## start Materials provided

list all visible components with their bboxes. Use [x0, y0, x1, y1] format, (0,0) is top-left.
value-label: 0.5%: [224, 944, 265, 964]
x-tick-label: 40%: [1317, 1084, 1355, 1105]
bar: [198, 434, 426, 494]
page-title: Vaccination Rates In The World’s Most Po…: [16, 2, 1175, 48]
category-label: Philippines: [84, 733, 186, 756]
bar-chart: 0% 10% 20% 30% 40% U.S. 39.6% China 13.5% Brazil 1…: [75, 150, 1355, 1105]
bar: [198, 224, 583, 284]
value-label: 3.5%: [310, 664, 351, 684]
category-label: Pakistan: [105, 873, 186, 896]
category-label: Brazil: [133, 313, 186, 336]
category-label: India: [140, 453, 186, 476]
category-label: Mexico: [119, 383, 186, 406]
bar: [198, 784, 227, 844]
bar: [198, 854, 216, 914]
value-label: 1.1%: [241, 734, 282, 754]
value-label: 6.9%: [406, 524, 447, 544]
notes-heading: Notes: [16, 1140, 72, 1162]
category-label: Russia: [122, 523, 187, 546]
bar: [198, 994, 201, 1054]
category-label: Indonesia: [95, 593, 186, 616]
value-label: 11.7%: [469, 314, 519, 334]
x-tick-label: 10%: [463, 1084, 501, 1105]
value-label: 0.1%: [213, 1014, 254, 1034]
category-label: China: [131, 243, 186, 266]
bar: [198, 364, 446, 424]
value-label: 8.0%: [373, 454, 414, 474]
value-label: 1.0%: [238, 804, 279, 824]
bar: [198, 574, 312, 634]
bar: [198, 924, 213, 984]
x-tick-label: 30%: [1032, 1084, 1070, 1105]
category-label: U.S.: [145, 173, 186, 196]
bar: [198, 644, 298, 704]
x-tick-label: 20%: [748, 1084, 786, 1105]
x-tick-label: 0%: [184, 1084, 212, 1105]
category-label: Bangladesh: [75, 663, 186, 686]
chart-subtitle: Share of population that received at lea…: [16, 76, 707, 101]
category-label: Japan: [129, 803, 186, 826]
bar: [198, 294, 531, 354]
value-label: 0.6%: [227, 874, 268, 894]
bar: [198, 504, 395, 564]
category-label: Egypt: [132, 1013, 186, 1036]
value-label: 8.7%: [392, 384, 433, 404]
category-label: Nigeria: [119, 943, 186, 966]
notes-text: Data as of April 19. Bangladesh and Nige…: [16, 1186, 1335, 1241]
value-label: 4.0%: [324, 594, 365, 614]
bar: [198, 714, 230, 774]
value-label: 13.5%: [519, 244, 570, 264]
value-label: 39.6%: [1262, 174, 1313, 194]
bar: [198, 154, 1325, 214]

## end Materials provided

▸ Do this:
Output the stretch of the material from its first line through the line containing "category-label: Pakistan: [105, 873, 186, 896]" as a JSON list of strings, one per line, leaving out any blank lines.

▸ Answer to the problem:
[
  "list all visible components with their bboxes. Use [x0, y0, x1, y1] format, (0,0) is top-left.",
  "value-label: 0.5%: [224, 944, 265, 964]",
  "x-tick-label: 40%: [1317, 1084, 1355, 1105]",
  "bar: [198, 434, 426, 494]",
  "page-title: Vaccination Rates In The World’s Most Po…: [16, 2, 1175, 48]",
  "category-label: Philippines: [84, 733, 186, 756]",
  "bar-chart: 0% 10% 20% 30% 40% U.S. 39.6% China 13.5% Brazil 1…: [75, 150, 1355, 1105]",
  "bar: [198, 224, 583, 284]",
  "value-label: 3.5%: [310, 664, 351, 684]",
  "category-label: Pakistan: [105, 873, 186, 896]"
]